== Directive ==
Write out again only the lines between the one with "Convert this screenshot" and the end of the records below, both ends counted, and don't include the pictures.

== Items ==
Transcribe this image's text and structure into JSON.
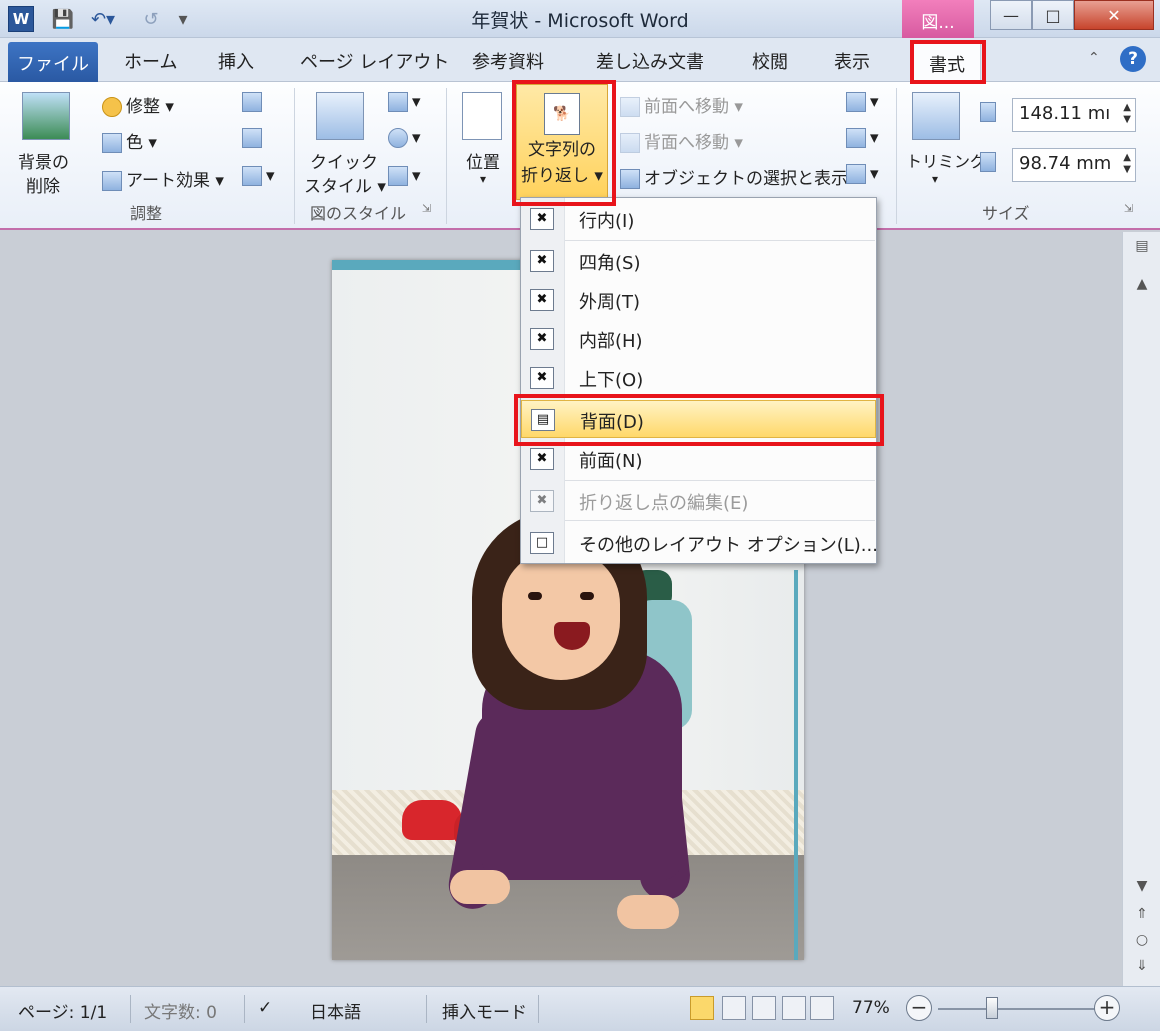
{
  "window": {
    "title": "年賀状 - Microsoft Word",
    "context_tab": "図...",
    "app_icon_letter": "W"
  },
  "tabs": [
    {
      "label": "ファイル"
    },
    {
      "label": "ホーム"
    },
    {
      "label": "挿入"
    },
    {
      "label": "ページ レイアウト"
    },
    {
      "label": "参考資料"
    },
    {
      "label": "差し込み文書"
    },
    {
      "label": "校閲"
    },
    {
      "label": "表示"
    },
    {
      "label": "書式"
    }
  ],
  "ribbon": {
    "adjust": {
      "remove_bg_line1": "背景の",
      "remove_bg_line2": "削除",
      "corrections": "修整",
      "color": "色",
      "art_effects": "アート効果",
      "label": "調整"
    },
    "styles": {
      "quick_line1": "クイック",
      "quick_line2": "スタイル",
      "label": "図のスタイル"
    },
    "arrange": {
      "position": "位置",
      "wrap_line1": "文字列の",
      "wrap_line2": "折り返し",
      "bring_forward": "前面へ移動",
      "send_backward": "背面へ移動",
      "selection_pane": "オブジェクトの選択と表示"
    },
    "size": {
      "crop": "トリミング",
      "height": "148.11 mı",
      "width": "98.74 mm",
      "label": "サイズ"
    }
  },
  "wrap_menu": [
    {
      "label": "行内(I)",
      "state": "normal"
    },
    {
      "label": "四角(S)",
      "state": "normal"
    },
    {
      "label": "外周(T)",
      "state": "normal"
    },
    {
      "label": "内部(H)",
      "state": "normal"
    },
    {
      "label": "上下(O)",
      "state": "normal"
    },
    {
      "label": "背面(D)",
      "state": "highlighted"
    },
    {
      "label": "前面(N)",
      "state": "normal"
    },
    {
      "label": "折り返し点の編集(E)",
      "state": "disabled"
    },
    {
      "label": "その他のレイアウト オプション(L)...",
      "state": "normal"
    }
  ],
  "status": {
    "page": "ページ: 1/1",
    "words": "文字数: 0",
    "language": "日本語",
    "mode": "挿入モード",
    "zoom": "77%"
  },
  "colors": {
    "highlight_red": "#e8141b",
    "menu_hover": "#ffd86a",
    "context_pink": "#d75aa0"
  }
}
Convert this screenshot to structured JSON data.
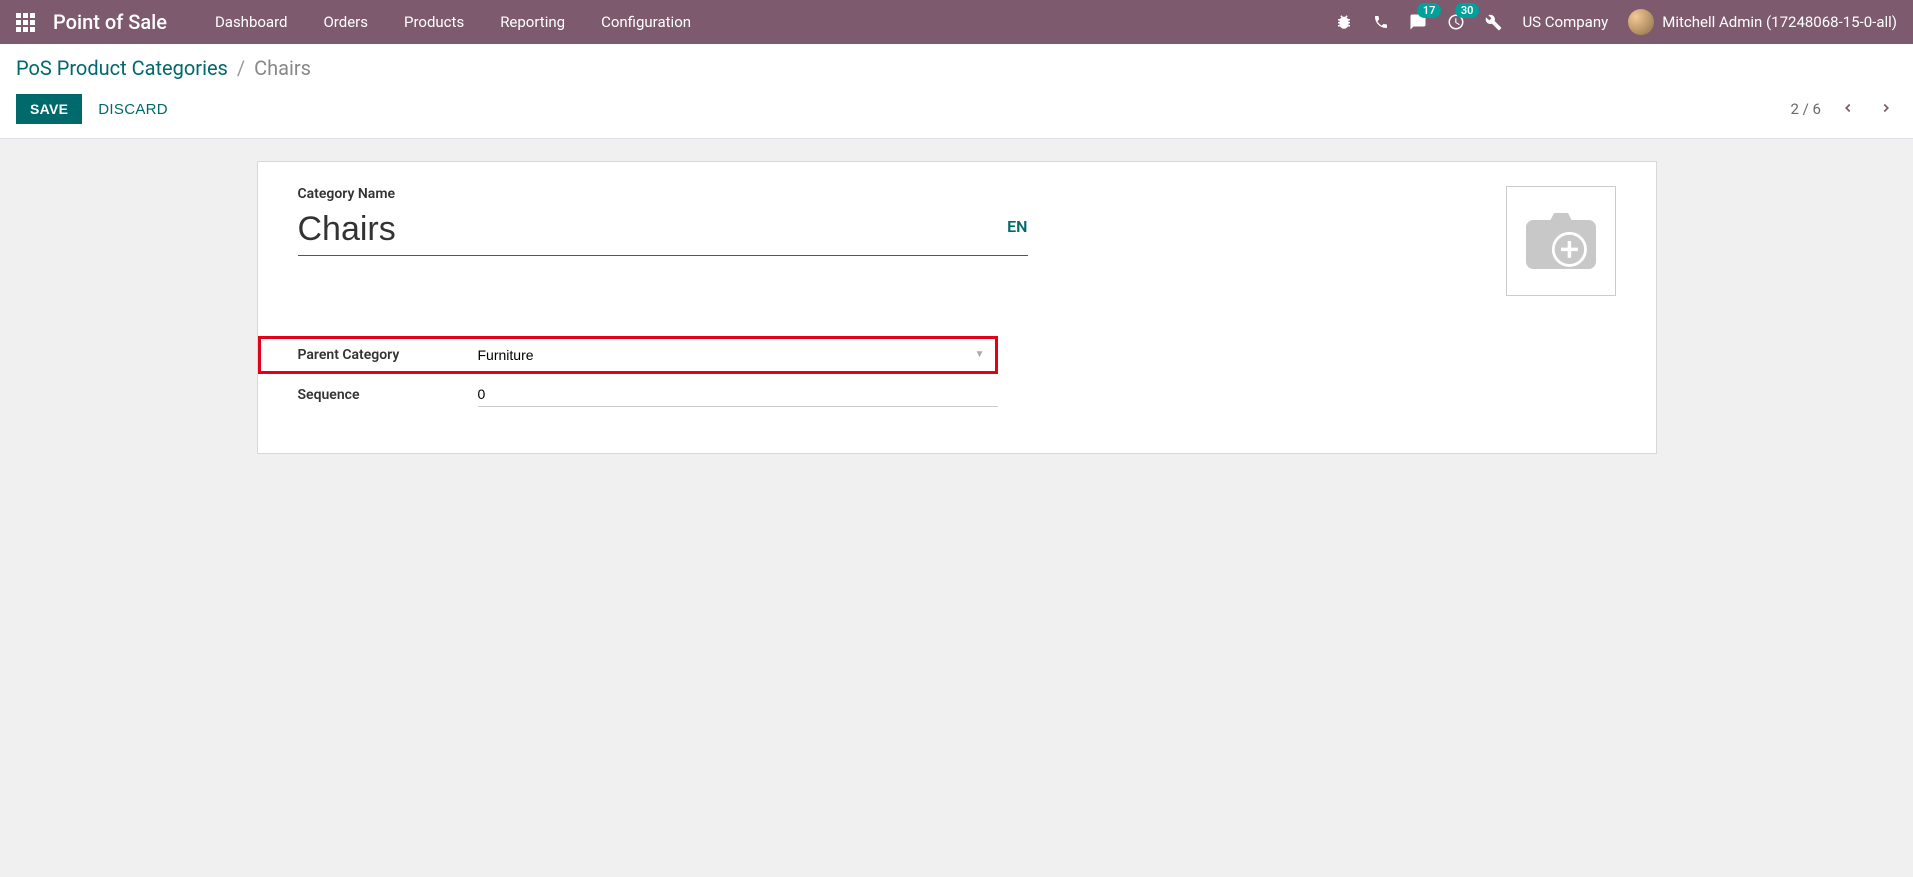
{
  "navbar": {
    "app_title": "Point of Sale",
    "menu": [
      "Dashboard",
      "Orders",
      "Products",
      "Reporting",
      "Configuration"
    ],
    "messaging_badge": "17",
    "activities_badge": "30",
    "company": "US Company",
    "user": "Mitchell Admin (17248068-15-0-all)"
  },
  "breadcrumb": {
    "parent": "PoS Product Categories",
    "current": "Chairs"
  },
  "buttons": {
    "save": "SAVE",
    "discard": "DISCARD"
  },
  "pager": {
    "value": "2 / 6"
  },
  "form": {
    "category_name_label": "Category Name",
    "category_name_value": "Chairs",
    "lang": "EN",
    "parent_category_label": "Parent Category",
    "parent_category_value": "Furniture",
    "sequence_label": "Sequence",
    "sequence_value": "0"
  }
}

== Answer to the task ==
Convert this screenshot to structured JSON data.
{
  "navbar": {
    "app_title": "Point of Sale",
    "menu": [
      "Dashboard",
      "Orders",
      "Products",
      "Reporting",
      "Configuration"
    ],
    "messaging_badge": "17",
    "activities_badge": "30",
    "company": "US Company",
    "user": "Mitchell Admin (17248068-15-0-all)"
  },
  "breadcrumb": {
    "parent": "PoS Product Categories",
    "current": "Chairs"
  },
  "buttons": {
    "save": "SAVE",
    "discard": "DISCARD"
  },
  "pager": {
    "value": "2 / 6"
  },
  "form": {
    "category_name_label": "Category Name",
    "category_name_value": "Chairs",
    "lang": "EN",
    "parent_category_label": "Parent Category",
    "parent_category_value": "Furniture",
    "sequence_label": "Sequence",
    "sequence_value": "0"
  }
}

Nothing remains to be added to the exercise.